* START Supplied records *

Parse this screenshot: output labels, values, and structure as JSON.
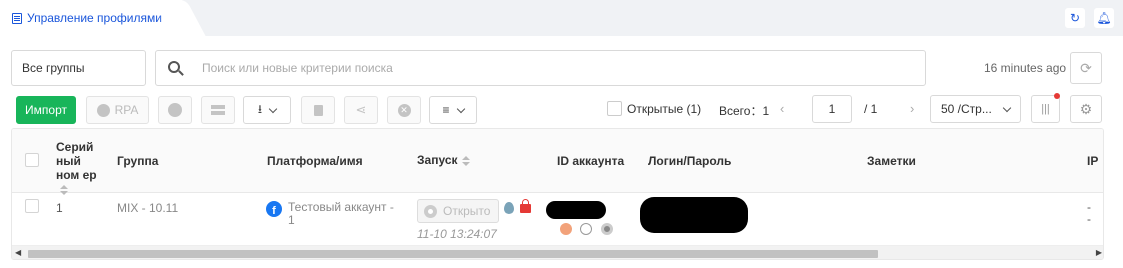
{
  "tab": {
    "label": "Управление профилями"
  },
  "filters": {
    "group_select": "Все группы",
    "search_placeholder": "Поиск или новые критерии поиска",
    "updated": "16 minutes ago"
  },
  "toolbar": {
    "import_label": "Импорт",
    "rpa_label": "RPA"
  },
  "pager": {
    "open_label": "Открытые (1)",
    "total_label": "Всего：1",
    "page": "1",
    "pages": "/ 1",
    "per_page": "50 /Стр..."
  },
  "table": {
    "headers": {
      "serial": "Серий ный ном ер",
      "group": "Группа",
      "platform": "Платформа/имя",
      "launch": "Запуск",
      "account_id": "ID аккаунта",
      "login": "Логин/Пароль",
      "notes": "Заметки",
      "ip": "IP"
    },
    "rows": [
      {
        "serial": "1",
        "group": "MIX - 10.11",
        "platform_name": "Тестовый аккаунт - 1",
        "open_label": "Открыто",
        "launch_time": "11-10 13:24:07",
        "ip": "- -"
      }
    ]
  },
  "colors": {
    "accent": "#1a56db",
    "primary_button": "#18b55a",
    "alert": "#e53935",
    "facebook": "#1877f2"
  }
}
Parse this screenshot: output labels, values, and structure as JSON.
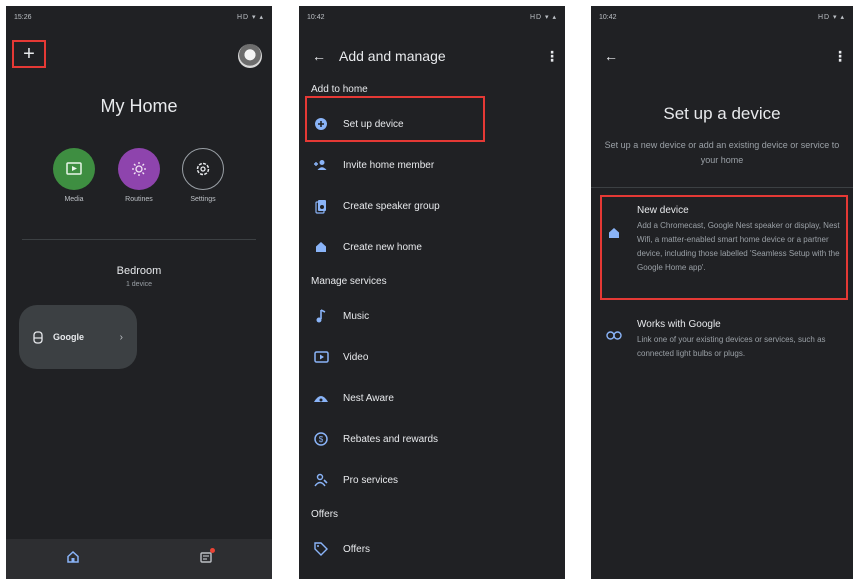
{
  "phone1": {
    "status_time": "15:26",
    "status_right": "HD ▾ ▴",
    "home_title": "My Home",
    "quick_actions": [
      {
        "label": "Media",
        "icon": "media-icon"
      },
      {
        "label": "Routines",
        "icon": "routines-icon"
      },
      {
        "label": "Settings",
        "icon": "settings-icon"
      }
    ],
    "room_name": "Bedroom",
    "room_count": "1 device",
    "device_name": "Google",
    "nav": [
      "home-icon",
      "activity-icon"
    ]
  },
  "phone2": {
    "status_time": "10:42",
    "status_right": "HD ▾ ▴",
    "title": "Add and manage",
    "section1": "Add to home",
    "items1": [
      {
        "label": "Set up device",
        "icon": "add-circle-icon"
      },
      {
        "label": "Invite home member",
        "icon": "person-add-icon"
      },
      {
        "label": "Create speaker group",
        "icon": "speaker-group-icon"
      },
      {
        "label": "Create new home",
        "icon": "home-icon"
      }
    ],
    "section2": "Manage services",
    "items2": [
      {
        "label": "Music",
        "icon": "music-note-icon"
      },
      {
        "label": "Video",
        "icon": "video-icon"
      },
      {
        "label": "Nest Aware",
        "icon": "nest-aware-icon"
      },
      {
        "label": "Rebates and rewards",
        "icon": "rebates-icon"
      },
      {
        "label": "Pro services",
        "icon": "pro-services-icon"
      }
    ],
    "section3": "Offers",
    "items3": [
      {
        "label": "Offers",
        "icon": "tag-icon"
      }
    ]
  },
  "phone3": {
    "status_time": "10:42",
    "status_right": "HD ▾ ▴",
    "title": "Set up a device",
    "subtitle": "Set up a new device or add an existing device or service to your home",
    "options": [
      {
        "title": "New device",
        "desc": "Add a Chromecast, Google Nest speaker or display, Nest Wifi, a matter-enabled smart home device or a partner device, including those labelled 'Seamless Setup with the Google Home app'.",
        "icon": "home-icon"
      },
      {
        "title": "Works with Google",
        "desc": "Link one of your existing devices or services, such as connected light bulbs or plugs.",
        "icon": "link-icon"
      }
    ]
  },
  "colors": {
    "bg": "#202124",
    "highlight": "#e53935",
    "accent": "#8ab4f8"
  }
}
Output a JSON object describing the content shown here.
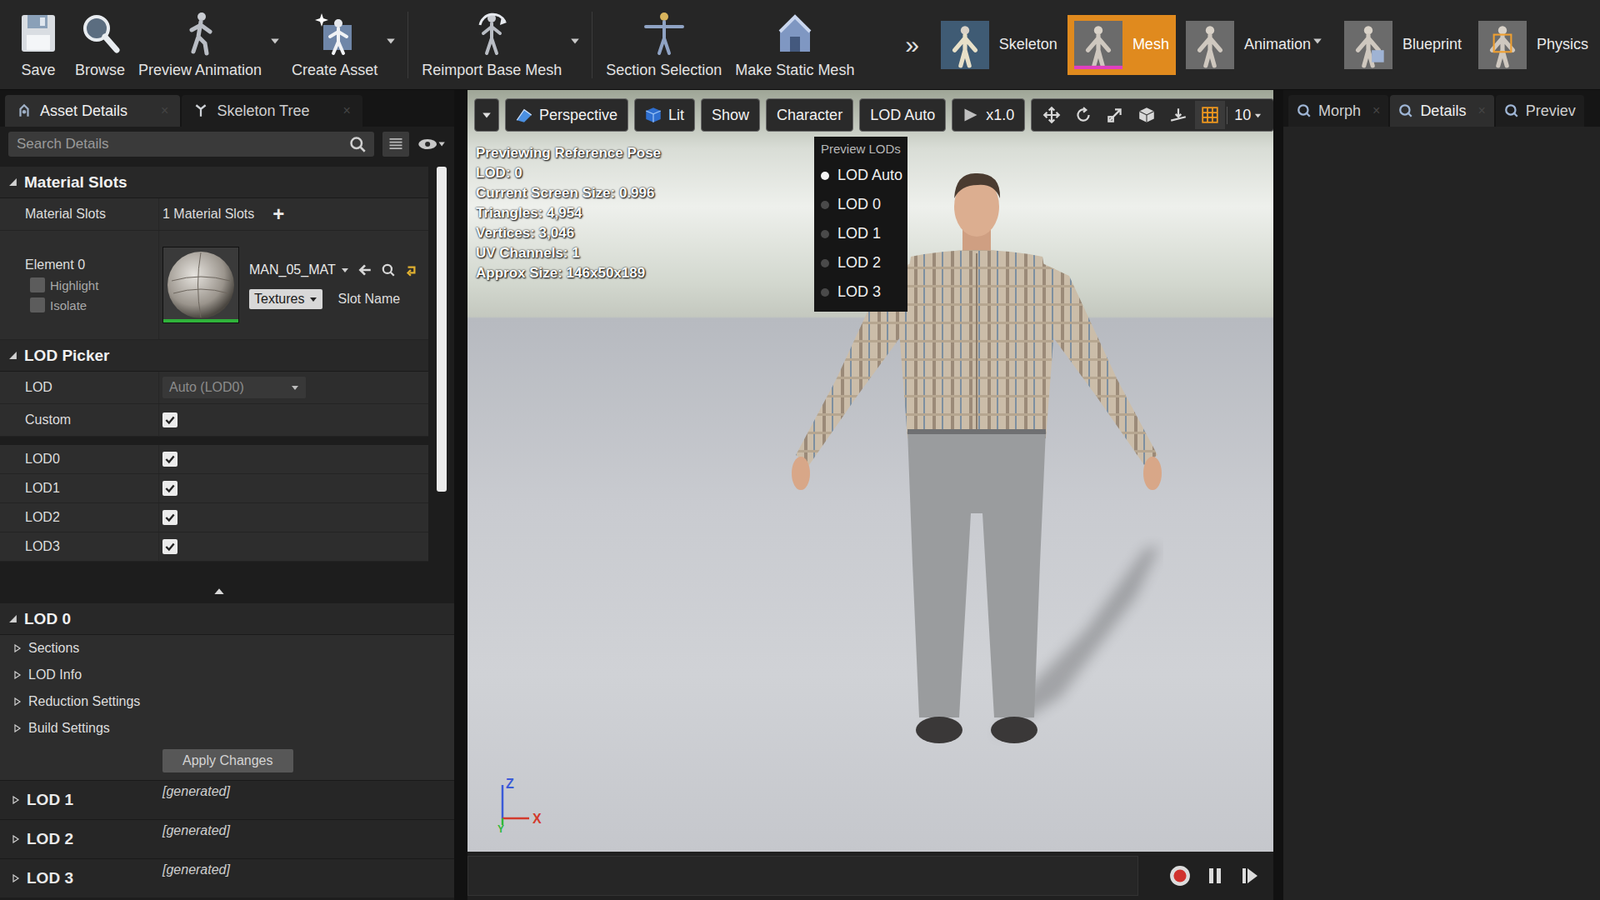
{
  "toolbar": {
    "buttons": [
      {
        "label": "Save",
        "kind": "floppy",
        "dropdown": false
      },
      {
        "label": "Browse",
        "kind": "magnifier",
        "dropdown": false
      },
      {
        "label": "Preview Animation",
        "kind": "running-figure",
        "dropdown": true
      },
      {
        "label": "Create Asset",
        "kind": "figure-star",
        "dropdown": true
      },
      {
        "label": "Reimport Base Mesh",
        "kind": "figure-arrow",
        "dropdown": true
      },
      {
        "label": "Section Selection",
        "kind": "t-pose-figure",
        "dropdown": false
      },
      {
        "label": "Make Static Mesh",
        "kind": "static-mesh",
        "dropdown": false
      }
    ],
    "overflow": "»",
    "modes": [
      {
        "label": "Skeleton",
        "kind": "skeleton",
        "selected": false,
        "dropdown": false
      },
      {
        "label": "Mesh",
        "kind": "mesh",
        "selected": true,
        "dropdown": false
      },
      {
        "label": "Animation",
        "kind": "animation",
        "selected": false,
        "dropdown": true
      },
      {
        "label": "Blueprint",
        "kind": "blueprint",
        "selected": false,
        "dropdown": false
      },
      {
        "label": "Physics",
        "kind": "physics",
        "selected": false,
        "dropdown": false
      }
    ]
  },
  "left_panel": {
    "tabs": [
      {
        "label": "Asset Details",
        "kind": "details",
        "selected": true,
        "close": "×"
      },
      {
        "label": "Skeleton Tree",
        "kind": "tree",
        "selected": false,
        "close": "×"
      }
    ],
    "search": {
      "placeholder": "Search Details"
    },
    "scrollbar": {
      "level": 0.78
    },
    "material_slots": {
      "title": "Material Slots",
      "expanded": true,
      "row_label": "Material Slots",
      "count": "1 Material Slots",
      "add": "+",
      "element": {
        "label": "Element 0",
        "options": [
          {
            "label": "Highlight",
            "checked": false
          },
          {
            "label": "Isolate",
            "checked": false
          }
        ],
        "material": "MAN_05_MAT",
        "textures": "Textures",
        "slot_name": "Slot Name"
      }
    },
    "lod_picker": {
      "title": "LOD Picker",
      "expanded": true,
      "lod_label": "LOD",
      "lod_value": "Auto (LOD0)",
      "lod_disabled": true,
      "custom": {
        "label": "Custom",
        "checked": true
      },
      "lods": [
        {
          "label": "LOD0",
          "checked": true
        },
        {
          "label": "LOD1",
          "checked": true
        },
        {
          "label": "LOD2",
          "checked": true
        },
        {
          "label": "LOD3",
          "checked": true
        }
      ]
    },
    "lod0": {
      "title": "LOD 0",
      "expanded": true,
      "groups": [
        {
          "label": "Sections",
          "expanded": false
        },
        {
          "label": "LOD Info",
          "expanded": false
        },
        {
          "label": "Reduction Settings",
          "expanded": false
        },
        {
          "label": "Build Settings",
          "expanded": false
        }
      ],
      "apply": "Apply Changes"
    },
    "other_lods": [
      {
        "title": "LOD 1",
        "expanded": false,
        "note": "[generated]"
      },
      {
        "title": "LOD 2",
        "expanded": false,
        "note": "[generated]"
      },
      {
        "title": "LOD 3",
        "expanded": false,
        "note": "[generated]"
      }
    ]
  },
  "viewport": {
    "toolbar": {
      "buttons": [
        {
          "label": "Perspective",
          "kind": "perspective"
        },
        {
          "label": "Lit",
          "kind": "lit"
        },
        {
          "label": "Show",
          "kind": "plain"
        },
        {
          "label": "Character",
          "kind": "plain"
        },
        {
          "label": "LOD Auto",
          "kind": "plain"
        },
        {
          "label": "x1.0",
          "kind": "play"
        }
      ],
      "tools": [
        {
          "kind": "translate",
          "active": false
        },
        {
          "kind": "rotate",
          "active": false
        },
        {
          "kind": "scale",
          "active": false
        },
        {
          "kind": "cube",
          "active": false
        },
        {
          "kind": "surface-snap",
          "active": false
        },
        {
          "kind": "grid",
          "active": true
        }
      ],
      "grid_value": "10"
    },
    "info": [
      "Previewing Reference Pose",
      "LOD: 0",
      "Current Screen Size: 0.996",
      "Triangles: 4,954",
      "Vertices: 3,046",
      "UV Channels: 1",
      "Approx Size: 146x50x189"
    ],
    "lod_menu": {
      "title": "Preview LODs",
      "items": [
        {
          "label": "LOD Auto",
          "selected": true
        },
        {
          "label": "LOD 0",
          "selected": false
        },
        {
          "label": "LOD 1",
          "selected": false
        },
        {
          "label": "LOD 2",
          "selected": false
        },
        {
          "label": "LOD 3",
          "selected": false
        }
      ]
    },
    "axes": {
      "z": "Z",
      "x": "X",
      "y": "Y"
    }
  },
  "right_panel": {
    "tabs": [
      {
        "label": "Morph",
        "selected": false,
        "close": "×"
      },
      {
        "label": "Details",
        "selected": true,
        "close": "×"
      },
      {
        "label": "Previev",
        "selected": false,
        "close": ""
      }
    ]
  }
}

* END Supplied records *

*Objective*. Pick out lines containing the word "Size", each one as written.

*Solved problem*.
      "Current Screen Size: 0.996",
      "Approx Size: 146x50x189"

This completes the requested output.